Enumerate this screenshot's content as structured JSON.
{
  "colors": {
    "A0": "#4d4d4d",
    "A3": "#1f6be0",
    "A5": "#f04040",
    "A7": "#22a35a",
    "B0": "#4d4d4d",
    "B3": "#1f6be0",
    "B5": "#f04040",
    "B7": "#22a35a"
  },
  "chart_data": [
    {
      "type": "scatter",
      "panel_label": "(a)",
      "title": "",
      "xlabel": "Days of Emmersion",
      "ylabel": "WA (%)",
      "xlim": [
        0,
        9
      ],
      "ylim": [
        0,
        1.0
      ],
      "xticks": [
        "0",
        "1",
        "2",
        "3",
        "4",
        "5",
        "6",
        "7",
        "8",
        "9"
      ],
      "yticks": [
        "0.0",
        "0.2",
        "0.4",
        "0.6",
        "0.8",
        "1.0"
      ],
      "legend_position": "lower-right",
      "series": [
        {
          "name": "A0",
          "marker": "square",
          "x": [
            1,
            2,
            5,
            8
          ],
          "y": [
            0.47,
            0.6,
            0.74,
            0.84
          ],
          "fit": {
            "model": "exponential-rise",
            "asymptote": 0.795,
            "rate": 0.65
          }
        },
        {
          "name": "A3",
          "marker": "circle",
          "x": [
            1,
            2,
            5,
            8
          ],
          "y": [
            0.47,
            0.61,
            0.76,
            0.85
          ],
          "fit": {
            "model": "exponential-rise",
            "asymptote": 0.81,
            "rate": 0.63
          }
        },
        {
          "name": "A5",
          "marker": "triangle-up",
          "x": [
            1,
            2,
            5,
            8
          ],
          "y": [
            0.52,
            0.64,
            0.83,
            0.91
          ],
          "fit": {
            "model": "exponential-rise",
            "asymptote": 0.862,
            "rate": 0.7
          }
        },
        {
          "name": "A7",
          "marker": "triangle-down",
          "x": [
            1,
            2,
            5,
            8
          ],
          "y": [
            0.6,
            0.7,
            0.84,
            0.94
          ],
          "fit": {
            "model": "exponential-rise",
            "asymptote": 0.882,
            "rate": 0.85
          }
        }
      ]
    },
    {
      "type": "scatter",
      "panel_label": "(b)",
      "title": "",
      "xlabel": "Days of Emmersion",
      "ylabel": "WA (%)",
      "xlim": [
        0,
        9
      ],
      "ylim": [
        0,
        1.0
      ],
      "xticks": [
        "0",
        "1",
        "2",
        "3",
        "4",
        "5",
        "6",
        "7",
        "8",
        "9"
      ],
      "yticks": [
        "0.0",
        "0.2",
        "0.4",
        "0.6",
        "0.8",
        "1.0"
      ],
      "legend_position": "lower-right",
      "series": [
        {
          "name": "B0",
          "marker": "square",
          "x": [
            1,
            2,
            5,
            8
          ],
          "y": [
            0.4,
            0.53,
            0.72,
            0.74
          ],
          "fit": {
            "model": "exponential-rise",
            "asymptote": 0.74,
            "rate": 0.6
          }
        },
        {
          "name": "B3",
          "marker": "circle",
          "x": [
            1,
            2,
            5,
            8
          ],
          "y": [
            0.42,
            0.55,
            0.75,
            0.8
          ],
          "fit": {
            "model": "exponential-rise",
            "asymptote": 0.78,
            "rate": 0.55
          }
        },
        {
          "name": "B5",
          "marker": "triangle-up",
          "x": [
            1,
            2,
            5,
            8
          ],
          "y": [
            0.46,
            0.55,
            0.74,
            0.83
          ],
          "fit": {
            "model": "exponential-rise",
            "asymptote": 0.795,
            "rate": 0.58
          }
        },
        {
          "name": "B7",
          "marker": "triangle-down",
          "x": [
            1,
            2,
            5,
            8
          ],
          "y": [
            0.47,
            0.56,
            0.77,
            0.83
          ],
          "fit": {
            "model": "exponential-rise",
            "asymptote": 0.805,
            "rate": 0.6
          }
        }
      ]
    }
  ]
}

==============================

**What is expected**
Give the material above again, word for word.

**Written reply**
Enumerate this screenshot's content as structured JSON.
{
  "colors": {
    "A0": "#4d4d4d",
    "A3": "#1f6be0",
    "A5": "#f04040",
    "A7": "#22a35a",
    "B0": "#4d4d4d",
    "B3": "#1f6be0",
    "B5": "#f04040",
    "B7": "#22a35a"
  },
  "chart_data": [
    {
      "type": "scatter",
      "panel_label": "(a)",
      "title": "",
      "xlabel": "Days of Emmersion",
      "ylabel": "WA (%)",
      "xlim": [
        0,
        9
      ],
      "ylim": [
        0,
        1.0
      ],
      "xticks": [
        "0",
        "1",
        "2",
        "3",
        "4",
        "5",
        "6",
        "7",
        "8",
        "9"
      ],
      "yticks": [
        "0.0",
        "0.2",
        "0.4",
        "0.6",
        "0.8",
        "1.0"
      ],
      "legend_position": "lower-right",
      "series": [
        {
          "name": "A0",
          "marker": "square",
          "x": [
            1,
            2,
            5,
            8
          ],
          "y": [
            0.47,
            0.6,
            0.74,
            0.84
          ],
          "fit": {
            "model": "exponential-rise",
            "asymptote": 0.795,
            "rate": 0.65
          }
        },
        {
          "name": "A3",
          "marker": "circle",
          "x": [
            1,
            2,
            5,
            8
          ],
          "y": [
            0.47,
            0.61,
            0.76,
            0.85
          ],
          "fit": {
            "model": "exponential-rise",
            "asymptote": 0.81,
            "rate": 0.63
          }
        },
        {
          "name": "A5",
          "marker": "triangle-up",
          "x": [
            1,
            2,
            5,
            8
          ],
          "y": [
            0.52,
            0.64,
            0.83,
            0.91
          ],
          "fit": {
            "model": "exponential-rise",
            "asymptote": 0.862,
            "rate": 0.7
          }
        },
        {
          "name": "A7",
          "marker": "triangle-down",
          "x": [
            1,
            2,
            5,
            8
          ],
          "y": [
            0.6,
            0.7,
            0.84,
            0.94
          ],
          "fit": {
            "model": "exponential-rise",
            "asymptote": 0.882,
            "rate": 0.85
          }
        }
      ]
    },
    {
      "type": "scatter",
      "panel_label": "(b)",
      "title": "",
      "xlabel": "Days of Emmersion",
      "ylabel": "WA (%)",
      "xlim": [
        0,
        9
      ],
      "ylim": [
        0,
        1.0
      ],
      "xticks": [
        "0",
        "1",
        "2",
        "3",
        "4",
        "5",
        "6",
        "7",
        "8",
        "9"
      ],
      "yticks": [
        "0.0",
        "0.2",
        "0.4",
        "0.6",
        "0.8",
        "1.0"
      ],
      "legend_position": "lower-right",
      "series": [
        {
          "name": "B0",
          "marker": "square",
          "x": [
            1,
            2,
            5,
            8
          ],
          "y": [
            0.4,
            0.53,
            0.72,
            0.74
          ],
          "fit": {
            "model": "exponential-rise",
            "asymptote": 0.74,
            "rate": 0.6
          }
        },
        {
          "name": "B3",
          "marker": "circle",
          "x": [
            1,
            2,
            5,
            8
          ],
          "y": [
            0.42,
            0.55,
            0.75,
            0.8
          ],
          "fit": {
            "model": "exponential-rise",
            "asymptote": 0.78,
            "rate": 0.55
          }
        },
        {
          "name": "B5",
          "marker": "triangle-up",
          "x": [
            1,
            2,
            5,
            8
          ],
          "y": [
            0.46,
            0.55,
            0.74,
            0.83
          ],
          "fit": {
            "model": "exponential-rise",
            "asymptote": 0.795,
            "rate": 0.58
          }
        },
        {
          "name": "B7",
          "marker": "triangle-down",
          "x": [
            1,
            2,
            5,
            8
          ],
          "y": [
            0.47,
            0.56,
            0.77,
            0.83
          ],
          "fit": {
            "model": "exponential-rise",
            "asymptote": 0.805,
            "rate": 0.6
          }
        }
      ]
    }
  ]
}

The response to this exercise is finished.